(Chart and figure data)
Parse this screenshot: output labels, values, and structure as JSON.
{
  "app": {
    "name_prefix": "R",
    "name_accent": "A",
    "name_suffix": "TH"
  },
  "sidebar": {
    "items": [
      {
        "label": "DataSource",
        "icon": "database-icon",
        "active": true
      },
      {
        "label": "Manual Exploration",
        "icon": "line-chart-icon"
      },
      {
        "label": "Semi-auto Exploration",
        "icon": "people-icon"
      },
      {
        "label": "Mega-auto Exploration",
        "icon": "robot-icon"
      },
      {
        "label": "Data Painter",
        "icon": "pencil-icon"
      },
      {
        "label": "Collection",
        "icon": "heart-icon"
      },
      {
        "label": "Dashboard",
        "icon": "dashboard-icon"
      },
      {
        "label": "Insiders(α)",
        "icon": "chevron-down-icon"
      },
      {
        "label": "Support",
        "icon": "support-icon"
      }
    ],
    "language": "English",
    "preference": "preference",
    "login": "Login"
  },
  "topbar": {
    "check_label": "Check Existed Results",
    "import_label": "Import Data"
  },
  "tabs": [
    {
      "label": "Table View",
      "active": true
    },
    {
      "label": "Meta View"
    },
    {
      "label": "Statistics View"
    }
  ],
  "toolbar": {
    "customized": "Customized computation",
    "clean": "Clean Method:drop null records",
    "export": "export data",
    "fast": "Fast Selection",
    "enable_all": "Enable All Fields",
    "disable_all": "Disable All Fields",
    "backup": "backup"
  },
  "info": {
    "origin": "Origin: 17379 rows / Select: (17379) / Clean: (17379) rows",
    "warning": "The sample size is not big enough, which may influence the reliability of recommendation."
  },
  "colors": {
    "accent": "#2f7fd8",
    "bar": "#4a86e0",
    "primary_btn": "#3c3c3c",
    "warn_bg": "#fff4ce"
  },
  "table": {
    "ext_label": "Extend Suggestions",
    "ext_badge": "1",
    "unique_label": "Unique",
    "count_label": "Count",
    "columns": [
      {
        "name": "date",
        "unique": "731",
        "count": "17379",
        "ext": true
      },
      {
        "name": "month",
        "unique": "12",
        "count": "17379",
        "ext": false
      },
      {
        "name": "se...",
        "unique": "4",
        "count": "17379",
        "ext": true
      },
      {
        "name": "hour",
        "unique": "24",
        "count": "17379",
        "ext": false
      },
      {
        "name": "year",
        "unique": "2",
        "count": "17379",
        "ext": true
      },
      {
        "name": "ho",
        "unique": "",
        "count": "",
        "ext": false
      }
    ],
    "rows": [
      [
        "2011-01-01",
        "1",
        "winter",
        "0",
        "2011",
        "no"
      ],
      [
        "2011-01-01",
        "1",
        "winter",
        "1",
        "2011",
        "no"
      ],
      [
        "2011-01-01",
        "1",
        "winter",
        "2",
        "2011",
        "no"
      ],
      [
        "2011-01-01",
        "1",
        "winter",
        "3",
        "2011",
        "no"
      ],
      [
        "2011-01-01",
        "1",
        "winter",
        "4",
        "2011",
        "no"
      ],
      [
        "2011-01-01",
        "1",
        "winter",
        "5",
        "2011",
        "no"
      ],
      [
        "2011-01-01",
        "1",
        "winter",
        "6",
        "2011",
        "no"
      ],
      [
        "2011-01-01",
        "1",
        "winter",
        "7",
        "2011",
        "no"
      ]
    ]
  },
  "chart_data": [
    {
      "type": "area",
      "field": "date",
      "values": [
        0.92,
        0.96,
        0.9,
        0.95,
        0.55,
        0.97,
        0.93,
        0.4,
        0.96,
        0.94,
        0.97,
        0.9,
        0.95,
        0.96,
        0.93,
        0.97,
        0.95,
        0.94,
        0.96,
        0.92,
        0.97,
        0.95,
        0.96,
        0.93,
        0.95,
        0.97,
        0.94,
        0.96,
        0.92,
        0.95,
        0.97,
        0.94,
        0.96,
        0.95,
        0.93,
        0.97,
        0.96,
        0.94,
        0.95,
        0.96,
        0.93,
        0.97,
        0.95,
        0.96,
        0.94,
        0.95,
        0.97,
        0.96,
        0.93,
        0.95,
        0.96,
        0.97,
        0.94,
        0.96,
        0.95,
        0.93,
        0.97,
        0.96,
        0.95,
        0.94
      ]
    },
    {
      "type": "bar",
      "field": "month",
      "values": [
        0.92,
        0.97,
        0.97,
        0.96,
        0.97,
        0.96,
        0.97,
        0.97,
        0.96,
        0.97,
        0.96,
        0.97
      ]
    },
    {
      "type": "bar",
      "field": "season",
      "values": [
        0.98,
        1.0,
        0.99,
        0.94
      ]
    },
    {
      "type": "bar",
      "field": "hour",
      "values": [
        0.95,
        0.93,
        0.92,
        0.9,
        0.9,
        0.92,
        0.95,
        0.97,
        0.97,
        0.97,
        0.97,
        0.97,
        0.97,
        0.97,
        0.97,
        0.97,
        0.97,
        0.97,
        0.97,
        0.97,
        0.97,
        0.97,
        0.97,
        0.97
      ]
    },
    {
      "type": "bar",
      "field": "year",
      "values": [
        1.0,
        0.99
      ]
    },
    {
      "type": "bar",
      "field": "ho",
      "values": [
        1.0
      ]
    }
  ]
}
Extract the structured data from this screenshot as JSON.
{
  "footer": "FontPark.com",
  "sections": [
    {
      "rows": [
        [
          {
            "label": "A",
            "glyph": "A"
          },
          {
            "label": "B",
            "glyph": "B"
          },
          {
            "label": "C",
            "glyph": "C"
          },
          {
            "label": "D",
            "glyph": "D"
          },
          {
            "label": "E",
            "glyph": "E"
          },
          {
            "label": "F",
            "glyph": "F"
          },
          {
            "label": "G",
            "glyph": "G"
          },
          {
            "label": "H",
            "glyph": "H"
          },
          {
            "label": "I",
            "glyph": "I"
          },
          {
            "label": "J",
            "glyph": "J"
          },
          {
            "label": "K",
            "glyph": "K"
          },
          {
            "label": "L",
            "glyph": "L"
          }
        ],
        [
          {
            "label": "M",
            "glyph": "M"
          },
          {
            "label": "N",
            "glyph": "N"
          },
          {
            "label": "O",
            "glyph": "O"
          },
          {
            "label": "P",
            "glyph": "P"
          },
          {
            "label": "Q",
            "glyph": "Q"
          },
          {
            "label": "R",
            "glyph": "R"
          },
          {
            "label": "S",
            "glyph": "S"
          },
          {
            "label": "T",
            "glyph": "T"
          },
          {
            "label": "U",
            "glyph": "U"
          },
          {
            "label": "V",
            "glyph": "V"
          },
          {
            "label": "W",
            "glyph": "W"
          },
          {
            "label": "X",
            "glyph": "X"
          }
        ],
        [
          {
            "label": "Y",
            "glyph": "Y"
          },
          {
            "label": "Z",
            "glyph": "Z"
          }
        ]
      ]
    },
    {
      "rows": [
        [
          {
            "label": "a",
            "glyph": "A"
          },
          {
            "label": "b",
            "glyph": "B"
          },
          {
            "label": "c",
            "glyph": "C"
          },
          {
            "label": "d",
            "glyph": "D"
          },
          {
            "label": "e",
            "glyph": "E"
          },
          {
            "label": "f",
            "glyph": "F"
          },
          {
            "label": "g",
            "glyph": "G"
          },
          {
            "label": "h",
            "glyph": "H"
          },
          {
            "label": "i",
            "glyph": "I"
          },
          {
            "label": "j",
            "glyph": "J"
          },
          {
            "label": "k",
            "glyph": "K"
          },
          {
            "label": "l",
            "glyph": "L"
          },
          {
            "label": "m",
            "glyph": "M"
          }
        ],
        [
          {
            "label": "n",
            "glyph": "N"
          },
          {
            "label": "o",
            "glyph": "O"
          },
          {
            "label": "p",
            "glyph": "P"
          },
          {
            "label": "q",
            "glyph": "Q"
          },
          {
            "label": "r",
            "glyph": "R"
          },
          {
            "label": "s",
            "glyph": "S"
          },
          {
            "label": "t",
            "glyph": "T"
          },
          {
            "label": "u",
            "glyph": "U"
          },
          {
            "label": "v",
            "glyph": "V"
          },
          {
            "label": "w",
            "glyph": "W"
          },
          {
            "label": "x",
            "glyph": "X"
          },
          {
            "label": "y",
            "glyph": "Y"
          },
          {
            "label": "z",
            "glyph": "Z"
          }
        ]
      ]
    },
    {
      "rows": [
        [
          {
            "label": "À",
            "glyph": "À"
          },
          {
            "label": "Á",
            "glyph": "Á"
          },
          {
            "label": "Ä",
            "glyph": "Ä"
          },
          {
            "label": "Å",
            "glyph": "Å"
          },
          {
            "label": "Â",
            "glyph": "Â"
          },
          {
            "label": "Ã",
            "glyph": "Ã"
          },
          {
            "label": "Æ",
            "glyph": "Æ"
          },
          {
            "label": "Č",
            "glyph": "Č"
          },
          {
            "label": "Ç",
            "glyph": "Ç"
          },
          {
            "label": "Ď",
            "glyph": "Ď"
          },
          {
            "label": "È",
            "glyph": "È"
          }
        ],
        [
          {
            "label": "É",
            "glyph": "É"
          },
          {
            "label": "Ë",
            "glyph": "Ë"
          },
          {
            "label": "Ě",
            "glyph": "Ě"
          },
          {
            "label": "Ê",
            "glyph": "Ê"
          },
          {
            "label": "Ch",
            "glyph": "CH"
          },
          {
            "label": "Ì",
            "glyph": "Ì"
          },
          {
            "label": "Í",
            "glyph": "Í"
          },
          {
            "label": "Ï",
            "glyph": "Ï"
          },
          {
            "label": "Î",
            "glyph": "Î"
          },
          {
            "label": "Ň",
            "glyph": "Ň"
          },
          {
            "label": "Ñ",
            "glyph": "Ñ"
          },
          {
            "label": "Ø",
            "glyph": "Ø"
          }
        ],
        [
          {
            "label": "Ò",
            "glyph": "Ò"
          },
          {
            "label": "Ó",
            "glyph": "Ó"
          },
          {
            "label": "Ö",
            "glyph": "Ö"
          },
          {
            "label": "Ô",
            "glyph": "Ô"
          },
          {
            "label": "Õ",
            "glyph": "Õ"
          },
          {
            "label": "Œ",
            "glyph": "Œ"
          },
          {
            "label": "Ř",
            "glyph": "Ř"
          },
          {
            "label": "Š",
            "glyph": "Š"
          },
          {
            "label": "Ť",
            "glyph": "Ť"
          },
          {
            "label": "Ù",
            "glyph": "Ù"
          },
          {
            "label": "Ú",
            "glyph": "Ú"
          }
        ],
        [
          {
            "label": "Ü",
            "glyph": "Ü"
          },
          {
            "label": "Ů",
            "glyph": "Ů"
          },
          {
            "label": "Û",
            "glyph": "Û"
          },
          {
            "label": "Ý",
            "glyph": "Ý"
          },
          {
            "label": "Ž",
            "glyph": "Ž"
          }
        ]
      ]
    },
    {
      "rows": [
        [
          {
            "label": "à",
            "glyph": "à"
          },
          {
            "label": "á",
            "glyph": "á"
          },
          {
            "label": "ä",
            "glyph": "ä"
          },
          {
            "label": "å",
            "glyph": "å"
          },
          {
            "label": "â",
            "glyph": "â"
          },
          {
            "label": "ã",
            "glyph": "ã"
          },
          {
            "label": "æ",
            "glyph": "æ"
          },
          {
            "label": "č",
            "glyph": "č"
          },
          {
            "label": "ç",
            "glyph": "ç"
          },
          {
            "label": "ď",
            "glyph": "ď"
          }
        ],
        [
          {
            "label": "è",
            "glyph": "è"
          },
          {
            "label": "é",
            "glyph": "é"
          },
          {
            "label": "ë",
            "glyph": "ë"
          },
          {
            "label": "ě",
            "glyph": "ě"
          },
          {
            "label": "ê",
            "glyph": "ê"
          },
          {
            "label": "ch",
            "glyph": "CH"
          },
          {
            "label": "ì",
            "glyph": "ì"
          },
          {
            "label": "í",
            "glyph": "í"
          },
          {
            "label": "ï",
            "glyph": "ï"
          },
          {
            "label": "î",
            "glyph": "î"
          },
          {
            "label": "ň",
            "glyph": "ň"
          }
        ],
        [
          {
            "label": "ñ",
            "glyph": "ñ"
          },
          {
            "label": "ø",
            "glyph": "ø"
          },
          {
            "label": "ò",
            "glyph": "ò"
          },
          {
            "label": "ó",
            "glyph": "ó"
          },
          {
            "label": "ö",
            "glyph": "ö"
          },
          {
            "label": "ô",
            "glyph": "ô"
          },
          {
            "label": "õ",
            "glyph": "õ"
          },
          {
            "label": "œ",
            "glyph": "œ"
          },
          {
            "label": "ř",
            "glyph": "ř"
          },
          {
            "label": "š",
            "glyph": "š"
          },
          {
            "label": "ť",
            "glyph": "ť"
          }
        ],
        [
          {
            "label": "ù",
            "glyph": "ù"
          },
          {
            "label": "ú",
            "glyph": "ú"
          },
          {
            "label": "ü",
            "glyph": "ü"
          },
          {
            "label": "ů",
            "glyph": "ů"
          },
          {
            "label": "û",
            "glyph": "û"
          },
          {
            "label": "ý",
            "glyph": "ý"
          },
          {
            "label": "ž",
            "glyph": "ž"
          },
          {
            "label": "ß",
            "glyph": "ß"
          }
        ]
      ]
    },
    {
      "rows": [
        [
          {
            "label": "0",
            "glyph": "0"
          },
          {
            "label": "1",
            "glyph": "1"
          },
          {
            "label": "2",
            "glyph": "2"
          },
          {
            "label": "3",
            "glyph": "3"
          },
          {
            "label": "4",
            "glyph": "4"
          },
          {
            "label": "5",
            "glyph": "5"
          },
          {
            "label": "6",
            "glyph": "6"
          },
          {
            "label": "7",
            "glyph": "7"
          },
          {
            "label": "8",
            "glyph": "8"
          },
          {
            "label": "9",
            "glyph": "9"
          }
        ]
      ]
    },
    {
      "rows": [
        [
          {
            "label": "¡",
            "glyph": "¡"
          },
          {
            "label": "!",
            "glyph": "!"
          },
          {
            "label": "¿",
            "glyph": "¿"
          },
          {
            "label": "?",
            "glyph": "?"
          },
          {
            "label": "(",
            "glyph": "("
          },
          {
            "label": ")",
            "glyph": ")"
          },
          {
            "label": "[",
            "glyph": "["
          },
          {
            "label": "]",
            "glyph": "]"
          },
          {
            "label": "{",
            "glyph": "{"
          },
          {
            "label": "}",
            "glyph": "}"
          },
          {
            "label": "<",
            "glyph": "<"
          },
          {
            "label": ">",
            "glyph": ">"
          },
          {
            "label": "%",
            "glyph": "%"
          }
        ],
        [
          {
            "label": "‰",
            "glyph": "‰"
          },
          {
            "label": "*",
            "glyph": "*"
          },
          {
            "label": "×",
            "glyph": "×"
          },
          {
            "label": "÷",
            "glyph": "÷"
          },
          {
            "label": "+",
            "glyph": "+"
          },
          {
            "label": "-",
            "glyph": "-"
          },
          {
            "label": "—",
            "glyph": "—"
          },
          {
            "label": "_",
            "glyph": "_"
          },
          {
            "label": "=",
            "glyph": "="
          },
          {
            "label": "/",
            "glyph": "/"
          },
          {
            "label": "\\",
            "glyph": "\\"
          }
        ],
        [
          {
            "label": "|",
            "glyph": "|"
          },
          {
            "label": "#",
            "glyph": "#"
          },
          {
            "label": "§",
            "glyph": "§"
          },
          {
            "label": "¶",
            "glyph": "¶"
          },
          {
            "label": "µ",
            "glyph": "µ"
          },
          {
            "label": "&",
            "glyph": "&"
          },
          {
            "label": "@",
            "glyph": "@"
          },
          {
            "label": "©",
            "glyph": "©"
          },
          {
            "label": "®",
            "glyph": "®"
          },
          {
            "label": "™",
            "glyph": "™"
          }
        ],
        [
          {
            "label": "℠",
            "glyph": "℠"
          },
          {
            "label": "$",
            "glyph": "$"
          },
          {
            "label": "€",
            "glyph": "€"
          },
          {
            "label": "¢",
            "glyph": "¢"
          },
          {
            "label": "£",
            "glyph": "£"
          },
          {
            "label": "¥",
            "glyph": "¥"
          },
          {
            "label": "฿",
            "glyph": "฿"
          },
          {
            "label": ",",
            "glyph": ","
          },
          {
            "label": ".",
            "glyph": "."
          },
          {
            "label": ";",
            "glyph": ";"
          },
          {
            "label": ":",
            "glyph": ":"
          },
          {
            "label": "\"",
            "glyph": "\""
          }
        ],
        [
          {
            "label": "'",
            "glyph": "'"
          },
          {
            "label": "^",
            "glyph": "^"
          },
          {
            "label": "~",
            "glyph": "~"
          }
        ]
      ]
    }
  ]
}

* What is being asked
Gather each line that holds "screenshot".

* Written solution
Parse this screenshot: output labels, values, and structure as JSON.
Extract the structured data from this screenshot as JSON.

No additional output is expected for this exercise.